**** Input

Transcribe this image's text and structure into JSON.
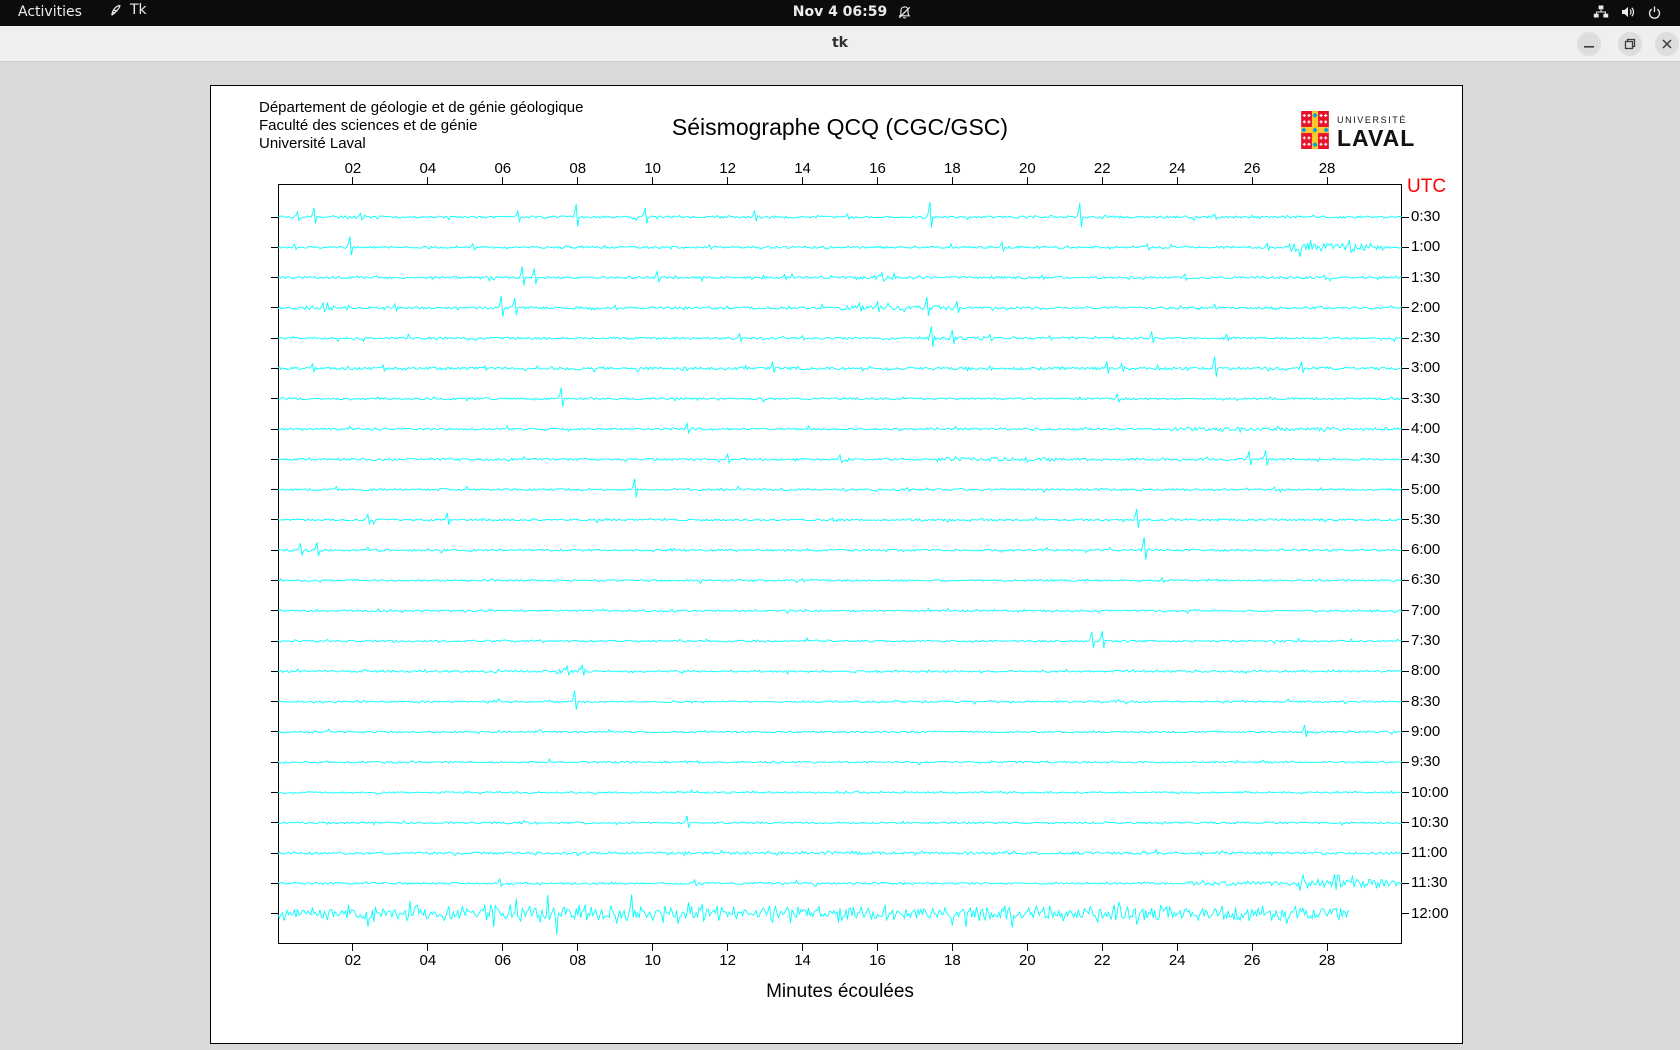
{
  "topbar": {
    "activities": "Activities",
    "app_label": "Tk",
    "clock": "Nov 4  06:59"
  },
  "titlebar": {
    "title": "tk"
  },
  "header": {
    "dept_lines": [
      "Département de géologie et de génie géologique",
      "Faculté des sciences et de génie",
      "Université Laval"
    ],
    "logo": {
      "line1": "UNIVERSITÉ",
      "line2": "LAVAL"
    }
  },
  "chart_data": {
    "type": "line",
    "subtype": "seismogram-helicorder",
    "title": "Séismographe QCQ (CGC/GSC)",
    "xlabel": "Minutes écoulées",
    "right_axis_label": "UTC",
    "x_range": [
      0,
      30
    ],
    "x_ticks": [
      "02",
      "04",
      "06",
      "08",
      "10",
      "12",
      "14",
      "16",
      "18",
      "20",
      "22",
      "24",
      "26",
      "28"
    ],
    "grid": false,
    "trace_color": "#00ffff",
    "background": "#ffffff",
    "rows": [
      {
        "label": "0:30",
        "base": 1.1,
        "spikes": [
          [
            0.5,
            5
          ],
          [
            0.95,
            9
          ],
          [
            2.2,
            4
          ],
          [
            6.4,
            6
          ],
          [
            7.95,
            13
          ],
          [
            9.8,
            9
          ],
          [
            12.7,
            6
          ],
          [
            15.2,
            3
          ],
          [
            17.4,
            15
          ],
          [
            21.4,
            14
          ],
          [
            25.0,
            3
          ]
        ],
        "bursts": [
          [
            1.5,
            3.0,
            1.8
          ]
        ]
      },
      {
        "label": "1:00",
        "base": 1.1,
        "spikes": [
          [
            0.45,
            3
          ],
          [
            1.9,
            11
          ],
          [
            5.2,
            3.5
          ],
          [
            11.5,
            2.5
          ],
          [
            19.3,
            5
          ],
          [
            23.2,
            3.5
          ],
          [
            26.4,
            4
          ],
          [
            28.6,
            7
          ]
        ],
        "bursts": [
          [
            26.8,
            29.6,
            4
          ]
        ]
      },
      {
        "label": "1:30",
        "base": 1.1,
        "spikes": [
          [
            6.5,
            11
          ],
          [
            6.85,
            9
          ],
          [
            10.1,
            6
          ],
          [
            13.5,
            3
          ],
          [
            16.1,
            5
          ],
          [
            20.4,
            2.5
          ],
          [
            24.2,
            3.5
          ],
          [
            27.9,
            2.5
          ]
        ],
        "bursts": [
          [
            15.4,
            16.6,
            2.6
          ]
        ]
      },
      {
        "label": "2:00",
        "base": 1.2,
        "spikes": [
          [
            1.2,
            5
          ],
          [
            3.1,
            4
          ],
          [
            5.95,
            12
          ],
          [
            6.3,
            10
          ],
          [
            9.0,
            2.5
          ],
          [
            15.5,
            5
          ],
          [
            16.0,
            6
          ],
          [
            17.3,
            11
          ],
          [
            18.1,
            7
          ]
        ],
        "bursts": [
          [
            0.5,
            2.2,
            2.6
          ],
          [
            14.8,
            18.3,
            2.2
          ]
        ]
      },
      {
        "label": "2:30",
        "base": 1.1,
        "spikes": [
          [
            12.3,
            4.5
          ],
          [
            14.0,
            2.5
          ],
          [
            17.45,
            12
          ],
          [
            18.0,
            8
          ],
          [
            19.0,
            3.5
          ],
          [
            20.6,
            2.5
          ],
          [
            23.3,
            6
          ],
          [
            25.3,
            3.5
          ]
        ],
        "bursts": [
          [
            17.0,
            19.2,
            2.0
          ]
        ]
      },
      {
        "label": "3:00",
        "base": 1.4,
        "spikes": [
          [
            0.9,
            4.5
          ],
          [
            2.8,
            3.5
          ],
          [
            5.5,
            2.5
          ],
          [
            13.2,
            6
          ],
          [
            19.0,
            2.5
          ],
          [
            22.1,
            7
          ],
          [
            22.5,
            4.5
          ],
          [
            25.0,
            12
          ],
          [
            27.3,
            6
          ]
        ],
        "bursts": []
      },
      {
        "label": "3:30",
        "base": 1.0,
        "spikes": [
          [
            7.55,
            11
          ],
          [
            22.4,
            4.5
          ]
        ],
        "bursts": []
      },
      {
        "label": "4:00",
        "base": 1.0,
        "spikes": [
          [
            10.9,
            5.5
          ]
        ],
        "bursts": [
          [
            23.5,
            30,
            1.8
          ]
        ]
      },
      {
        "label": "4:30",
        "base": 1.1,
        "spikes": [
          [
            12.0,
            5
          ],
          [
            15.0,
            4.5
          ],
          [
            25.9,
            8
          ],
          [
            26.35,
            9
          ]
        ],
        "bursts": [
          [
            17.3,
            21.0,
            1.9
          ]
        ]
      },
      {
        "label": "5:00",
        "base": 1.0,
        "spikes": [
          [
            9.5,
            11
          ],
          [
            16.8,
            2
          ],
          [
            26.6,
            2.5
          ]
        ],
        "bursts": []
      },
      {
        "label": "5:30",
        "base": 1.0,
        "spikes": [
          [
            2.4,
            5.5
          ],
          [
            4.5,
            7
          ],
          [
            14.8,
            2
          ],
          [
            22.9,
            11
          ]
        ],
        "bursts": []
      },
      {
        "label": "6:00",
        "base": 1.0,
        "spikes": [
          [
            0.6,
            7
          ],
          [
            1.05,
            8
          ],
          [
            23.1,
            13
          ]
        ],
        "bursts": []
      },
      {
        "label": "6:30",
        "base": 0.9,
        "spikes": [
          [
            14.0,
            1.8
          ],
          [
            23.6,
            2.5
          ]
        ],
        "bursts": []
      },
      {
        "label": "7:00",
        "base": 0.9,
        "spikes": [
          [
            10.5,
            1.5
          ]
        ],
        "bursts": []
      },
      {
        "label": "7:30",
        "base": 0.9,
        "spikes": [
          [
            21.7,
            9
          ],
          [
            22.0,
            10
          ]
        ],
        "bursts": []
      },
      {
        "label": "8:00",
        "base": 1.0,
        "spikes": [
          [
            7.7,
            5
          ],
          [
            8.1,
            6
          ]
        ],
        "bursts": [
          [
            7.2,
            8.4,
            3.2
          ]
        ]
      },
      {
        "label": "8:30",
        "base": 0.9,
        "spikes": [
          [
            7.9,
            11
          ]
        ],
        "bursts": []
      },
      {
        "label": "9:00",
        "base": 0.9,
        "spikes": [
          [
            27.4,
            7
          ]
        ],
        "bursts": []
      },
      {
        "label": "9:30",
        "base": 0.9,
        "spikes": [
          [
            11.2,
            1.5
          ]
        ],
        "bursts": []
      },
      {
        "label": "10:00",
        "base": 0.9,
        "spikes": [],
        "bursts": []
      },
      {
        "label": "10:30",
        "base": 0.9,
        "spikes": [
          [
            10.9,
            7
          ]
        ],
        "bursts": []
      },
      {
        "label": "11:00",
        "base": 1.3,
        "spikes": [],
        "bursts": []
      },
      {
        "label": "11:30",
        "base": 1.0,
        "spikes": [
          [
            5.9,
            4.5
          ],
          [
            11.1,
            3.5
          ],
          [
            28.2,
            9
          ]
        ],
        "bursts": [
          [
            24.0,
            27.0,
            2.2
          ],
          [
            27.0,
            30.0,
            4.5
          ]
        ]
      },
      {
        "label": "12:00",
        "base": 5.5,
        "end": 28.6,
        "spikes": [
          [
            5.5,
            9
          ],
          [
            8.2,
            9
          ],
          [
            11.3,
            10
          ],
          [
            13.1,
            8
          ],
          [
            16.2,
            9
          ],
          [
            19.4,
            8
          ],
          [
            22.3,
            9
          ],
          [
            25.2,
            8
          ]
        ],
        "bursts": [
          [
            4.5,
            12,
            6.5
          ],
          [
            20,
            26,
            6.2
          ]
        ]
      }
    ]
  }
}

********
**** Input

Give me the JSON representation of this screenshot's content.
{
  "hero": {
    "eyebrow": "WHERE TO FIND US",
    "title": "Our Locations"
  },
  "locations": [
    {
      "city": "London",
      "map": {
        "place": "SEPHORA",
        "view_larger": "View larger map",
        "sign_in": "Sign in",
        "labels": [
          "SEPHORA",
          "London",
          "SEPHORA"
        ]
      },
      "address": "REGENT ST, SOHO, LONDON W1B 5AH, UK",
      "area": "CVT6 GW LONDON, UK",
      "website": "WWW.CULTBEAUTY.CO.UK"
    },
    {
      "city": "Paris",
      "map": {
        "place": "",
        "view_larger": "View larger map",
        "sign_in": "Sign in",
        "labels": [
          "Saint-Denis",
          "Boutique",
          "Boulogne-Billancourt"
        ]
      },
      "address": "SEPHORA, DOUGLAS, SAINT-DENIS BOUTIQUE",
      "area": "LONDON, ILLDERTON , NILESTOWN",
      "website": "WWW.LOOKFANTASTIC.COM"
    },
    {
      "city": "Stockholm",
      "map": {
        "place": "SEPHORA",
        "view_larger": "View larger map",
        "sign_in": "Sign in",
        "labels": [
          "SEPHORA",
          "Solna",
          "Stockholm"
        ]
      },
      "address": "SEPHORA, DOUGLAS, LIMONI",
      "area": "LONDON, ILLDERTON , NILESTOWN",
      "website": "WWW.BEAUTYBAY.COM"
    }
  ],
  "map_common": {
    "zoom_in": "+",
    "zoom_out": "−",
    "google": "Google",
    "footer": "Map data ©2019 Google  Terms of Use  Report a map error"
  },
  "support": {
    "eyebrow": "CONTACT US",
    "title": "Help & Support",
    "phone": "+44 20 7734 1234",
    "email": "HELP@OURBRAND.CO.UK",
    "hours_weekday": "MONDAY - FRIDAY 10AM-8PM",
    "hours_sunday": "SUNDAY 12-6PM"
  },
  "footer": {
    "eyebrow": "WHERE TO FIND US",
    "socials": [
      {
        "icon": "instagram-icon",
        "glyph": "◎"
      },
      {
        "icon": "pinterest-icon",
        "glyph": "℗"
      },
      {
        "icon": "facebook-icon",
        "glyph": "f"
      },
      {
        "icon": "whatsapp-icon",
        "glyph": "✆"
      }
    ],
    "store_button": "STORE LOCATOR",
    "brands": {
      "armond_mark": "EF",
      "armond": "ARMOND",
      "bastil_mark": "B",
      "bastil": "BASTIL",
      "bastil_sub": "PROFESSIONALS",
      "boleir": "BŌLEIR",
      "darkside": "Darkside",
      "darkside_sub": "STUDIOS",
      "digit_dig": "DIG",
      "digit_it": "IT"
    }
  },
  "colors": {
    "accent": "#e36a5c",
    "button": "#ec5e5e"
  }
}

********

▶ _Problem to solve_: Tally the lines of the data that contain the string "city" and report the total alone.

▶ _Task answer_: 3